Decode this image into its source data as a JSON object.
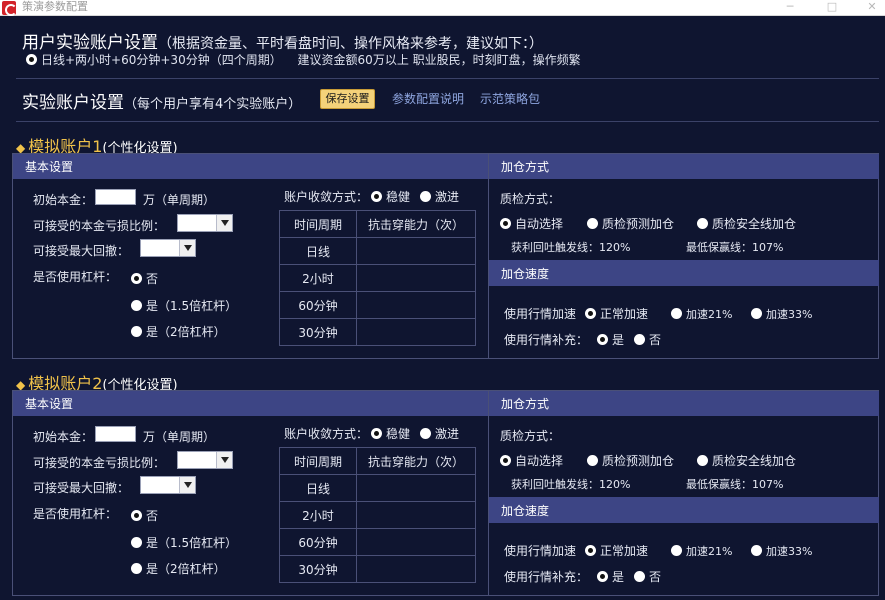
{
  "window": {
    "title": "策演参数配置"
  },
  "header": {
    "title": "用户实验账户设置",
    "subtitle": "（根据资金量、平时看盘时间、操作风格来参考，建议如下：）",
    "period_option": "日线+两小时+60分钟+30分钟（四个周期）",
    "advice": "建议资金额60万以上 职业股民，时刻盯盘，操作频繁"
  },
  "settings": {
    "title": "实验账户设置",
    "subtitle": "（每个用户享有4个实验账户）",
    "save_label": "保存设置",
    "link_params": "参数配置说明",
    "link_demo": "示范策略包"
  },
  "accounts": [
    {
      "title": "模拟账户1",
      "subtitle": "(个性化设置)",
      "basic_header": "基本设置",
      "add_header": "加仓方式",
      "speed_header": "加仓速度",
      "capital_label": "初始本金：",
      "capital_unit": "万（单周期）",
      "loss_label": "可接受的本金亏损比例：",
      "drawdown_label": "可接受最大回撤：",
      "leverage_label": "是否使用杠杆：",
      "leverage_options": [
        "否",
        "是（1.5倍杠杆）",
        "是（2倍杠杆）"
      ],
      "converge_label": "账户收敛方式：",
      "converge_options": [
        "稳健",
        "激进"
      ],
      "table_headers": [
        "时间周期",
        "抗击穿能力（次）"
      ],
      "periods": [
        "日线",
        "2小时",
        "60分钟",
        "30分钟"
      ],
      "check_label": "质检方式：",
      "check_options": [
        "自动选择",
        "质检预测加仓",
        "质检安全线加仓"
      ],
      "rebound_line": "获利回吐触发线：120%",
      "min_profit_line": "最低保赢线：107%",
      "speed_label": "使用行情加速",
      "speed_options": [
        "正常加速",
        "加速21%",
        "加速33%"
      ],
      "supplement_label": "使用行情补充：",
      "supplement_options": [
        "是",
        "否"
      ]
    },
    {
      "title": "模拟账户2",
      "subtitle": "(个性化设置)",
      "basic_header": "基本设置",
      "add_header": "加仓方式",
      "speed_header": "加仓速度",
      "capital_label": "初始本金：",
      "capital_unit": "万（单周期）",
      "loss_label": "可接受的本金亏损比例：",
      "drawdown_label": "可接受最大回撤：",
      "leverage_label": "是否使用杠杆：",
      "leverage_options": [
        "否",
        "是（1.5倍杠杆）",
        "是（2倍杠杆）"
      ],
      "converge_label": "账户收敛方式：",
      "converge_options": [
        "稳健",
        "激进"
      ],
      "table_headers": [
        "时间周期",
        "抗击穿能力（次）"
      ],
      "periods": [
        "日线",
        "2小时",
        "60分钟",
        "30分钟"
      ],
      "check_label": "质检方式：",
      "check_options": [
        "自动选择",
        "质检预测加仓",
        "质检安全线加仓"
      ],
      "rebound_line": "获利回吐触发线：120%",
      "min_profit_line": "最低保赢线：107%",
      "speed_label": "使用行情加速",
      "speed_options": [
        "正常加速",
        "加速21%",
        "加速33%"
      ],
      "supplement_label": "使用行情补充：",
      "supplement_options": [
        "是",
        "否"
      ]
    }
  ]
}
━━━━
Instruction » Give back the entries verbatim. Do not include any picture.

Answer to this task »
Decode this image into its source data as a JSON object.
{
  "window": {
    "title": "策演参数配置"
  },
  "header": {
    "title": "用户实验账户设置",
    "subtitle": "（根据资金量、平时看盘时间、操作风格来参考，建议如下：）",
    "period_option": "日线+两小时+60分钟+30分钟（四个周期）",
    "advice": "建议资金额60万以上 职业股民，时刻盯盘，操作频繁"
  },
  "settings": {
    "title": "实验账户设置",
    "subtitle": "（每个用户享有4个实验账户）",
    "save_label": "保存设置",
    "link_params": "参数配置说明",
    "link_demo": "示范策略包"
  },
  "accounts": [
    {
      "title": "模拟账户1",
      "subtitle": "(个性化设置)",
      "basic_header": "基本设置",
      "add_header": "加仓方式",
      "speed_header": "加仓速度",
      "capital_label": "初始本金：",
      "capital_unit": "万（单周期）",
      "loss_label": "可接受的本金亏损比例：",
      "drawdown_label": "可接受最大回撤：",
      "leverage_label": "是否使用杠杆：",
      "leverage_options": [
        "否",
        "是（1.5倍杠杆）",
        "是（2倍杠杆）"
      ],
      "converge_label": "账户收敛方式：",
      "converge_options": [
        "稳健",
        "激进"
      ],
      "table_headers": [
        "时间周期",
        "抗击穿能力（次）"
      ],
      "periods": [
        "日线",
        "2小时",
        "60分钟",
        "30分钟"
      ],
      "check_label": "质检方式：",
      "check_options": [
        "自动选择",
        "质检预测加仓",
        "质检安全线加仓"
      ],
      "rebound_line": "获利回吐触发线：120%",
      "min_profit_line": "最低保赢线：107%",
      "speed_label": "使用行情加速",
      "speed_options": [
        "正常加速",
        "加速21%",
        "加速33%"
      ],
      "supplement_label": "使用行情补充：",
      "supplement_options": [
        "是",
        "否"
      ]
    },
    {
      "title": "模拟账户2",
      "subtitle": "(个性化设置)",
      "basic_header": "基本设置",
      "add_header": "加仓方式",
      "speed_header": "加仓速度",
      "capital_label": "初始本金：",
      "capital_unit": "万（单周期）",
      "loss_label": "可接受的本金亏损比例：",
      "drawdown_label": "可接受最大回撤：",
      "leverage_label": "是否使用杠杆：",
      "leverage_options": [
        "否",
        "是（1.5倍杠杆）",
        "是（2倍杠杆）"
      ],
      "converge_label": "账户收敛方式：",
      "converge_options": [
        "稳健",
        "激进"
      ],
      "table_headers": [
        "时间周期",
        "抗击穿能力（次）"
      ],
      "periods": [
        "日线",
        "2小时",
        "60分钟",
        "30分钟"
      ],
      "check_label": "质检方式：",
      "check_options": [
        "自动选择",
        "质检预测加仓",
        "质检安全线加仓"
      ],
      "rebound_line": "获利回吐触发线：120%",
      "min_profit_line": "最低保赢线：107%",
      "speed_label": "使用行情加速",
      "speed_options": [
        "正常加速",
        "加速21%",
        "加速33%"
      ],
      "supplement_label": "使用行情补充：",
      "supplement_options": [
        "是",
        "否"
      ]
    }
  ]
}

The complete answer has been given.